◆ **Your objective**: Omit every image, and transcribe the remaining entries exactly as given.

◆ **Records for this task**:
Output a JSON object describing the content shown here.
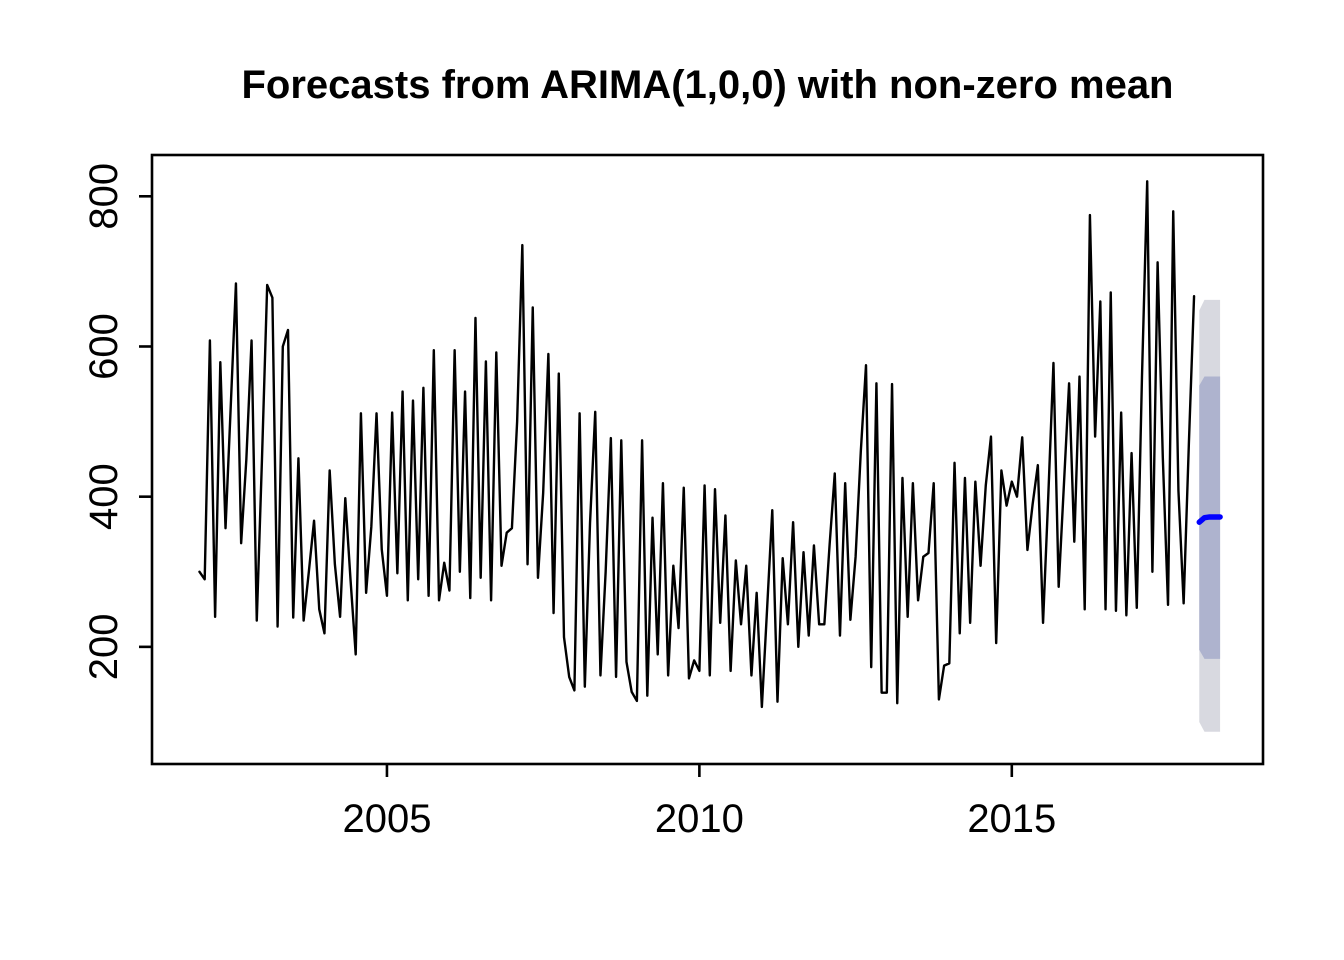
{
  "figure": {
    "background": "#ffffff"
  },
  "chart_data": {
    "type": "line",
    "title": "Forecasts from ARIMA(1,0,0) with non-zero mean",
    "xlabel": "",
    "ylabel": "",
    "grid": "off",
    "legend": "none",
    "xlim": [
      2001.24,
      2019.02
    ],
    "ylim": [
      44,
      855
    ],
    "x_axis": {
      "ticks": [
        {
          "value": 2005,
          "label": "2005"
        },
        {
          "value": 2010,
          "label": "2010"
        },
        {
          "value": 2015,
          "label": "2015"
        }
      ]
    },
    "y_axis": {
      "ticks": [
        {
          "value": 200,
          "label": "200"
        },
        {
          "value": 400,
          "label": "400"
        },
        {
          "value": 600,
          "label": "600"
        },
        {
          "value": 800,
          "label": "800"
        }
      ]
    },
    "observed": {
      "name": "observed-series",
      "color": "#000000",
      "frequency": 12,
      "start_year": 2002,
      "by_year": [
        {
          "year": 2002,
          "months": [
            300,
            290,
            608,
            240,
            579,
            358,
            520,
            684,
            338,
            450,
            608,
            235
          ]
        },
        {
          "year": 2003,
          "months": [
            450,
            682,
            665,
            227,
            600,
            622,
            239,
            451,
            235,
            300,
            368,
            250
          ]
        },
        {
          "year": 2004,
          "months": [
            218,
            435,
            310,
            240,
            398,
            290,
            190,
            511,
            272,
            360,
            511,
            330
          ]
        },
        {
          "year": 2005,
          "months": [
            268,
            512,
            298,
            540,
            262,
            528,
            290,
            545,
            268,
            595,
            262,
            312
          ]
        },
        {
          "year": 2006,
          "months": [
            275,
            595,
            300,
            540,
            265,
            638,
            292,
            580,
            262,
            592,
            308,
            352
          ]
        },
        {
          "year": 2007,
          "months": [
            358,
            500,
            735,
            310,
            652,
            292,
            405,
            590,
            245,
            564,
            213,
            160
          ]
        },
        {
          "year": 2008,
          "months": [
            142,
            511,
            147,
            365,
            513,
            162,
            300,
            478,
            160,
            475,
            180,
            140
          ]
        },
        {
          "year": 2009,
          "months": [
            128,
            475,
            135,
            372,
            190,
            418,
            162,
            308,
            225,
            412,
            158,
            182
          ]
        },
        {
          "year": 2010,
          "months": [
            168,
            415,
            162,
            410,
            232,
            375,
            168,
            315,
            230,
            308,
            162,
            272
          ]
        },
        {
          "year": 2011,
          "months": [
            120,
            250,
            382,
            127,
            318,
            230,
            366,
            200,
            326,
            215,
            335,
            230
          ]
        },
        {
          "year": 2012,
          "months": [
            230,
            335,
            431,
            215,
            418,
            236,
            320,
            460,
            575,
            173,
            551,
            139
          ]
        },
        {
          "year": 2013,
          "months": [
            139,
            550,
            125,
            425,
            240,
            418,
            262,
            320,
            325,
            418,
            130,
            175
          ]
        },
        {
          "year": 2014,
          "months": [
            178,
            445,
            218,
            425,
            232,
            420,
            308,
            415,
            480,
            205,
            435,
            388
          ]
        },
        {
          "year": 2015,
          "months": [
            420,
            400,
            479,
            329,
            390,
            442,
            232,
            400,
            578,
            280,
            415,
            551
          ]
        },
        {
          "year": 2016,
          "months": [
            340,
            560,
            250,
            775,
            480,
            660,
            250,
            672,
            248,
            512,
            242,
            458
          ]
        },
        {
          "year": 2017,
          "months": [
            252,
            560,
            820,
            300,
            712,
            452,
            256,
            780,
            408,
            258,
            470,
            667
          ]
        }
      ]
    },
    "forecast": {
      "name": "arima-forecast",
      "model": "ARIMA(1,0,0) with non-zero mean",
      "line_color": "#0000ff",
      "band80_color": "#aeb3ce",
      "band95_color": "#d8d9e0",
      "frequency": 12,
      "start_year": 2018.0,
      "mean": [
        366,
        372,
        373,
        373,
        373
      ],
      "hi80": [
        548,
        560,
        560,
        560,
        560
      ],
      "lo80": [
        196,
        184,
        184,
        184,
        184
      ],
      "hi95": [
        648,
        662,
        662,
        662,
        662
      ],
      "lo95": [
        100,
        87,
        87,
        87,
        87
      ]
    }
  }
}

◆ **Exercise answer**:
Output a JSON object describing the content shown here.
{
  "figure": {
    "background": "#ffffff"
  },
  "chart_data": {
    "type": "line",
    "title": "Forecasts from ARIMA(1,0,0) with non-zero mean",
    "xlabel": "",
    "ylabel": "",
    "grid": "off",
    "legend": "none",
    "xlim": [
      2001.24,
      2019.02
    ],
    "ylim": [
      44,
      855
    ],
    "x_axis": {
      "ticks": [
        {
          "value": 2005,
          "label": "2005"
        },
        {
          "value": 2010,
          "label": "2010"
        },
        {
          "value": 2015,
          "label": "2015"
        }
      ]
    },
    "y_axis": {
      "ticks": [
        {
          "value": 200,
          "label": "200"
        },
        {
          "value": 400,
          "label": "400"
        },
        {
          "value": 600,
          "label": "600"
        },
        {
          "value": 800,
          "label": "800"
        }
      ]
    },
    "observed": {
      "name": "observed-series",
      "color": "#000000",
      "frequency": 12,
      "start_year": 2002,
      "by_year": [
        {
          "year": 2002,
          "months": [
            300,
            290,
            608,
            240,
            579,
            358,
            520,
            684,
            338,
            450,
            608,
            235
          ]
        },
        {
          "year": 2003,
          "months": [
            450,
            682,
            665,
            227,
            600,
            622,
            239,
            451,
            235,
            300,
            368,
            250
          ]
        },
        {
          "year": 2004,
          "months": [
            218,
            435,
            310,
            240,
            398,
            290,
            190,
            511,
            272,
            360,
            511,
            330
          ]
        },
        {
          "year": 2005,
          "months": [
            268,
            512,
            298,
            540,
            262,
            528,
            290,
            545,
            268,
            595,
            262,
            312
          ]
        },
        {
          "year": 2006,
          "months": [
            275,
            595,
            300,
            540,
            265,
            638,
            292,
            580,
            262,
            592,
            308,
            352
          ]
        },
        {
          "year": 2007,
          "months": [
            358,
            500,
            735,
            310,
            652,
            292,
            405,
            590,
            245,
            564,
            213,
            160
          ]
        },
        {
          "year": 2008,
          "months": [
            142,
            511,
            147,
            365,
            513,
            162,
            300,
            478,
            160,
            475,
            180,
            140
          ]
        },
        {
          "year": 2009,
          "months": [
            128,
            475,
            135,
            372,
            190,
            418,
            162,
            308,
            225,
            412,
            158,
            182
          ]
        },
        {
          "year": 2010,
          "months": [
            168,
            415,
            162,
            410,
            232,
            375,
            168,
            315,
            230,
            308,
            162,
            272
          ]
        },
        {
          "year": 2011,
          "months": [
            120,
            250,
            382,
            127,
            318,
            230,
            366,
            200,
            326,
            215,
            335,
            230
          ]
        },
        {
          "year": 2012,
          "months": [
            230,
            335,
            431,
            215,
            418,
            236,
            320,
            460,
            575,
            173,
            551,
            139
          ]
        },
        {
          "year": 2013,
          "months": [
            139,
            550,
            125,
            425,
            240,
            418,
            262,
            320,
            325,
            418,
            130,
            175
          ]
        },
        {
          "year": 2014,
          "months": [
            178,
            445,
            218,
            425,
            232,
            420,
            308,
            415,
            480,
            205,
            435,
            388
          ]
        },
        {
          "year": 2015,
          "months": [
            420,
            400,
            479,
            329,
            390,
            442,
            232,
            400,
            578,
            280,
            415,
            551
          ]
        },
        {
          "year": 2016,
          "months": [
            340,
            560,
            250,
            775,
            480,
            660,
            250,
            672,
            248,
            512,
            242,
            458
          ]
        },
        {
          "year": 2017,
          "months": [
            252,
            560,
            820,
            300,
            712,
            452,
            256,
            780,
            408,
            258,
            470,
            667
          ]
        }
      ]
    },
    "forecast": {
      "name": "arima-forecast",
      "model": "ARIMA(1,0,0) with non-zero mean",
      "line_color": "#0000ff",
      "band80_color": "#aeb3ce",
      "band95_color": "#d8d9e0",
      "frequency": 12,
      "start_year": 2018.0,
      "mean": [
        366,
        372,
        373,
        373,
        373
      ],
      "hi80": [
        548,
        560,
        560,
        560,
        560
      ],
      "lo80": [
        196,
        184,
        184,
        184,
        184
      ],
      "hi95": [
        648,
        662,
        662,
        662,
        662
      ],
      "lo95": [
        100,
        87,
        87,
        87,
        87
      ]
    }
  }
}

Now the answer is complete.